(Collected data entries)
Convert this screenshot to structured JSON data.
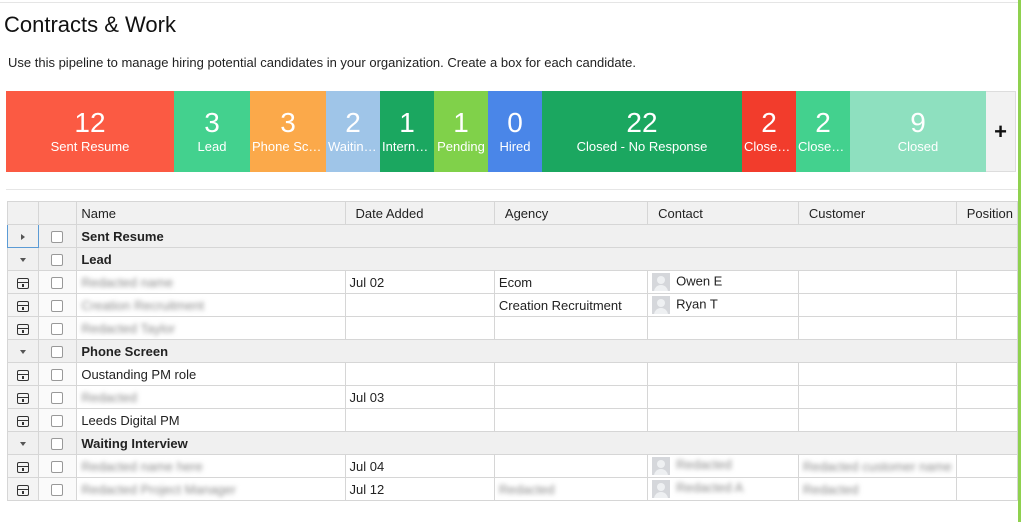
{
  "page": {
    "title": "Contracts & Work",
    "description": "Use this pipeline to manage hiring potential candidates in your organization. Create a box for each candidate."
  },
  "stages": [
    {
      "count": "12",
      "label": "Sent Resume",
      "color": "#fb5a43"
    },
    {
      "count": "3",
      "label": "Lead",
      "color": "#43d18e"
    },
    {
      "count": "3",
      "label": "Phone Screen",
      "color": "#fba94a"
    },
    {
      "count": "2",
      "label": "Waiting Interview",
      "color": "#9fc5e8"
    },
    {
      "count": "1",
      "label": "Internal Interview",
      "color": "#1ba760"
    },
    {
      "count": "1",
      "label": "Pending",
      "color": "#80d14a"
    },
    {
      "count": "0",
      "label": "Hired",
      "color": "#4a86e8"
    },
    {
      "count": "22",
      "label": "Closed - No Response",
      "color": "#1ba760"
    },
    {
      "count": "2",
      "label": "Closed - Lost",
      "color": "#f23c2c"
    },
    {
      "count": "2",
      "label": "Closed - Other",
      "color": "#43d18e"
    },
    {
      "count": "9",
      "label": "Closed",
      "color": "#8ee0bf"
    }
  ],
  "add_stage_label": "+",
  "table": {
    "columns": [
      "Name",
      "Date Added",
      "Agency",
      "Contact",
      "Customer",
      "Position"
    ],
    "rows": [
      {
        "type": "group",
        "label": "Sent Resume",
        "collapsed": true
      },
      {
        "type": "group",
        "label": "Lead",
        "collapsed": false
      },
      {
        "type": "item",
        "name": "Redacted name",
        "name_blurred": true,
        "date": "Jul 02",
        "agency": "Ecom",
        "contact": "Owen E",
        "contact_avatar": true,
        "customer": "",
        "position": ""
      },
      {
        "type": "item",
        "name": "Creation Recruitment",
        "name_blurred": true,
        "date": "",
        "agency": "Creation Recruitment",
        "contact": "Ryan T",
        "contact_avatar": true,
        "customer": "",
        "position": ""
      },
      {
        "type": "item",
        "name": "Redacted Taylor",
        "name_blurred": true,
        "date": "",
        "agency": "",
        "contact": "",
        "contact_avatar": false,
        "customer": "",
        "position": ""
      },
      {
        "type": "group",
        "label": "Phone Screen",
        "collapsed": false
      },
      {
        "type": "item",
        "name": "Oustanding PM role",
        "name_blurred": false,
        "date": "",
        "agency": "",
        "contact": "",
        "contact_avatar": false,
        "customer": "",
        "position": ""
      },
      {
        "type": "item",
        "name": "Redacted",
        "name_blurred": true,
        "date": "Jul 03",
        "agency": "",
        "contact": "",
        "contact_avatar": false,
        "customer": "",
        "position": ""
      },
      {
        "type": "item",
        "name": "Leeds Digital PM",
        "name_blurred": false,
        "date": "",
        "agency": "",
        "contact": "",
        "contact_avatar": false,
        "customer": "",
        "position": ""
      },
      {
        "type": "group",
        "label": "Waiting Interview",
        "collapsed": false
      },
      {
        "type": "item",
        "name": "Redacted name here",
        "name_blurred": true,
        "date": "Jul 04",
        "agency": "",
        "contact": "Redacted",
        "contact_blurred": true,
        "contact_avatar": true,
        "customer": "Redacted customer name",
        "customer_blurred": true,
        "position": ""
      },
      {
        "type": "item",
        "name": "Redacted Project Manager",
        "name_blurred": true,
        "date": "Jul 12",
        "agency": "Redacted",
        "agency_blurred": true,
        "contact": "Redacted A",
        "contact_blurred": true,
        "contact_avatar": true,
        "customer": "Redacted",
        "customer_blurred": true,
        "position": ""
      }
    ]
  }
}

• Short exercise:
Leave out the pictures and reproduce the rest of the listing exactly.

• Written response:
Convert this screenshot to structured JSON data.
{
  "page": {
    "title": "Contracts & Work",
    "description": "Use this pipeline to manage hiring potential candidates in your organization. Create a box for each candidate."
  },
  "stages": [
    {
      "count": "12",
      "label": "Sent Resume",
      "color": "#fb5a43"
    },
    {
      "count": "3",
      "label": "Lead",
      "color": "#43d18e"
    },
    {
      "count": "3",
      "label": "Phone Screen",
      "color": "#fba94a"
    },
    {
      "count": "2",
      "label": "Waiting Interview",
      "color": "#9fc5e8"
    },
    {
      "count": "1",
      "label": "Internal Interview",
      "color": "#1ba760"
    },
    {
      "count": "1",
      "label": "Pending",
      "color": "#80d14a"
    },
    {
      "count": "0",
      "label": "Hired",
      "color": "#4a86e8"
    },
    {
      "count": "22",
      "label": "Closed - No Response",
      "color": "#1ba760"
    },
    {
      "count": "2",
      "label": "Closed - Lost",
      "color": "#f23c2c"
    },
    {
      "count": "2",
      "label": "Closed - Other",
      "color": "#43d18e"
    },
    {
      "count": "9",
      "label": "Closed",
      "color": "#8ee0bf"
    }
  ],
  "add_stage_label": "+",
  "table": {
    "columns": [
      "Name",
      "Date Added",
      "Agency",
      "Contact",
      "Customer",
      "Position"
    ],
    "rows": [
      {
        "type": "group",
        "label": "Sent Resume",
        "collapsed": true
      },
      {
        "type": "group",
        "label": "Lead",
        "collapsed": false
      },
      {
        "type": "item",
        "name": "Redacted name",
        "name_blurred": true,
        "date": "Jul 02",
        "agency": "Ecom",
        "contact": "Owen E",
        "contact_avatar": true,
        "customer": "",
        "position": ""
      },
      {
        "type": "item",
        "name": "Creation Recruitment",
        "name_blurred": true,
        "date": "",
        "agency": "Creation Recruitment",
        "contact": "Ryan T",
        "contact_avatar": true,
        "customer": "",
        "position": ""
      },
      {
        "type": "item",
        "name": "Redacted Taylor",
        "name_blurred": true,
        "date": "",
        "agency": "",
        "contact": "",
        "contact_avatar": false,
        "customer": "",
        "position": ""
      },
      {
        "type": "group",
        "label": "Phone Screen",
        "collapsed": false
      },
      {
        "type": "item",
        "name": "Oustanding PM role",
        "name_blurred": false,
        "date": "",
        "agency": "",
        "contact": "",
        "contact_avatar": false,
        "customer": "",
        "position": ""
      },
      {
        "type": "item",
        "name": "Redacted",
        "name_blurred": true,
        "date": "Jul 03",
        "agency": "",
        "contact": "",
        "contact_avatar": false,
        "customer": "",
        "position": ""
      },
      {
        "type": "item",
        "name": "Leeds Digital PM",
        "name_blurred": false,
        "date": "",
        "agency": "",
        "contact": "",
        "contact_avatar": false,
        "customer": "",
        "position": ""
      },
      {
        "type": "group",
        "label": "Waiting Interview",
        "collapsed": false
      },
      {
        "type": "item",
        "name": "Redacted name here",
        "name_blurred": true,
        "date": "Jul 04",
        "agency": "",
        "contact": "Redacted",
        "contact_blurred": true,
        "contact_avatar": true,
        "customer": "Redacted customer name",
        "customer_blurred": true,
        "position": ""
      },
      {
        "type": "item",
        "name": "Redacted Project Manager",
        "name_blurred": true,
        "date": "Jul 12",
        "agency": "Redacted",
        "agency_blurred": true,
        "contact": "Redacted A",
        "contact_blurred": true,
        "contact_avatar": true,
        "customer": "Redacted",
        "customer_blurred": true,
        "position": ""
      }
    ]
  }
}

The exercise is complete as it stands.